→ GIVEN PROBLEM
From the entries that follow, pick out all lines holding "https".

[Extracted data entries]
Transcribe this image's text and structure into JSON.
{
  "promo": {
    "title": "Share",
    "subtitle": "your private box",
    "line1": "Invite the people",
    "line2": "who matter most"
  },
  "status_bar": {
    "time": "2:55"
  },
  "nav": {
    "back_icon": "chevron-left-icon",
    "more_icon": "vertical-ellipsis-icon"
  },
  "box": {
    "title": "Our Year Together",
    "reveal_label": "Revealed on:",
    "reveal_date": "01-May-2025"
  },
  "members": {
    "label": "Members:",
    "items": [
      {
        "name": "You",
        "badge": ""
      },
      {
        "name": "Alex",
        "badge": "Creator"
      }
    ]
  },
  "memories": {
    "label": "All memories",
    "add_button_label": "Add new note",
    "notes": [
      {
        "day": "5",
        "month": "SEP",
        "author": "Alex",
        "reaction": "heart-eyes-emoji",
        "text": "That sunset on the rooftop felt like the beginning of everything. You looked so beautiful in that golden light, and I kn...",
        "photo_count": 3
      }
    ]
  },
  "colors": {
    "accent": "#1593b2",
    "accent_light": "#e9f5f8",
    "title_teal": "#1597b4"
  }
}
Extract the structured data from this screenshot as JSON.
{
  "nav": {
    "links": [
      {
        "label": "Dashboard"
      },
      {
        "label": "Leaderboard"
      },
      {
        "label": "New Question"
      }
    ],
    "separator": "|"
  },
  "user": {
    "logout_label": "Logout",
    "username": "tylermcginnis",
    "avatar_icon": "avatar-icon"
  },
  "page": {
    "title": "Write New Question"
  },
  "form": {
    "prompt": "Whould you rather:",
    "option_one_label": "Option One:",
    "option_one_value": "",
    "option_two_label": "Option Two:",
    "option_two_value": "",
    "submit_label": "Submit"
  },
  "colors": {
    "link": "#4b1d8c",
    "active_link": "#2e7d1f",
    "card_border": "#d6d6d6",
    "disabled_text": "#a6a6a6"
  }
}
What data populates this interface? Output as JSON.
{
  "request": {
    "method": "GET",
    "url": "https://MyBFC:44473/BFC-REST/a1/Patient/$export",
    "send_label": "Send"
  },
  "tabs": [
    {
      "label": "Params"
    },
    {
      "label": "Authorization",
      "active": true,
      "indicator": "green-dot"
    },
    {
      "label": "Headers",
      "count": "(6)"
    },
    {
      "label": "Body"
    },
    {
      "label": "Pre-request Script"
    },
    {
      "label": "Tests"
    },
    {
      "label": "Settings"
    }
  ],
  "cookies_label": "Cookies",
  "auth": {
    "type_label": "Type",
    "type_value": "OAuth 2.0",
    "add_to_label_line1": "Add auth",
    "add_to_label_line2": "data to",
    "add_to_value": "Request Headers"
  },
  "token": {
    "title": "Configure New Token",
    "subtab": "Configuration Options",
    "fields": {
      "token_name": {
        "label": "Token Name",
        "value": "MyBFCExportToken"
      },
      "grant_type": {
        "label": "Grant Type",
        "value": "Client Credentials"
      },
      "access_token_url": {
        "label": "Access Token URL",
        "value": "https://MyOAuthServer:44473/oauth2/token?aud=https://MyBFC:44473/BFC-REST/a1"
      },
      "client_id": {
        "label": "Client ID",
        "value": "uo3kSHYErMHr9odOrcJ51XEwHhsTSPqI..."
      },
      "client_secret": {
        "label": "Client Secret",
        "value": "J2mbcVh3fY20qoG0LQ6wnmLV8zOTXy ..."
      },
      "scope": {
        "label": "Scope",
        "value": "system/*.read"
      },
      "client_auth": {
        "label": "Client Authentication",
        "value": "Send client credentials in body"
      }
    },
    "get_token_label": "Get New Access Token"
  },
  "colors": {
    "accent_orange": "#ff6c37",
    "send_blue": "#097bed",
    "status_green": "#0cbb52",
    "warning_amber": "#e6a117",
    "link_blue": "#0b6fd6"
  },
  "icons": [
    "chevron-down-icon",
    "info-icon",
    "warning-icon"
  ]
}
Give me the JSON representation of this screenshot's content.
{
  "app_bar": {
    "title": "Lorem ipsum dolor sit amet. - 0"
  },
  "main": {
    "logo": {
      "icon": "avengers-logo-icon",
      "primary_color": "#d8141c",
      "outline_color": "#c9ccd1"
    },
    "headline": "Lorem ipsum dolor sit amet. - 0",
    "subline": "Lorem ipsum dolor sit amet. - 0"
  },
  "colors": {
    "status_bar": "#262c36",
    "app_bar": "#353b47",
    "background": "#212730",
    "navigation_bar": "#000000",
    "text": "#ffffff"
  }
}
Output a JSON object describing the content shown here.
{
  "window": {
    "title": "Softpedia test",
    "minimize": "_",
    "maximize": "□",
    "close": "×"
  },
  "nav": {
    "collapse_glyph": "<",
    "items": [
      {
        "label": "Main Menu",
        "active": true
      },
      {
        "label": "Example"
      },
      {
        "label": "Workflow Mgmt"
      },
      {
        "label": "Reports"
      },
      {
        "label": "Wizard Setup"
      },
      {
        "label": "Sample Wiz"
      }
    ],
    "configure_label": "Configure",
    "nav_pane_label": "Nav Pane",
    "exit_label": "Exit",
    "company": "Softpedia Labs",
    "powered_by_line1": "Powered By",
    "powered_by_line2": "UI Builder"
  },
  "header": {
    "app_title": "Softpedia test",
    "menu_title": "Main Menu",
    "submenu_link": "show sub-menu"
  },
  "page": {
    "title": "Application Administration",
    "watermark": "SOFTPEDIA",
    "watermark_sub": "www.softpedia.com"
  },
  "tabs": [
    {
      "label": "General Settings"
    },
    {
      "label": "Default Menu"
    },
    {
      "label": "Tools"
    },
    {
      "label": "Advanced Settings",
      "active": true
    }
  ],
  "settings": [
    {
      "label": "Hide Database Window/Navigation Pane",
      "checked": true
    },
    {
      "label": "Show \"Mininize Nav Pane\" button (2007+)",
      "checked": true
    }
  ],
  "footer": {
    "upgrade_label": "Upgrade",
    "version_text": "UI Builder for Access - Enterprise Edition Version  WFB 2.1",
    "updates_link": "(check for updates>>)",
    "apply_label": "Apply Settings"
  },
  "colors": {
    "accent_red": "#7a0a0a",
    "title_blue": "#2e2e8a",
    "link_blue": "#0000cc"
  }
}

→ SOLUTION FOR THIS EXERCISE
    "url": "https://MyBFC:44473/BFC-REST/a1/Patient/$export",
        "value": "https://MyOAuthServer:44473/oauth2/token?aud=https://MyBFC:44473/BFC-REST/a1"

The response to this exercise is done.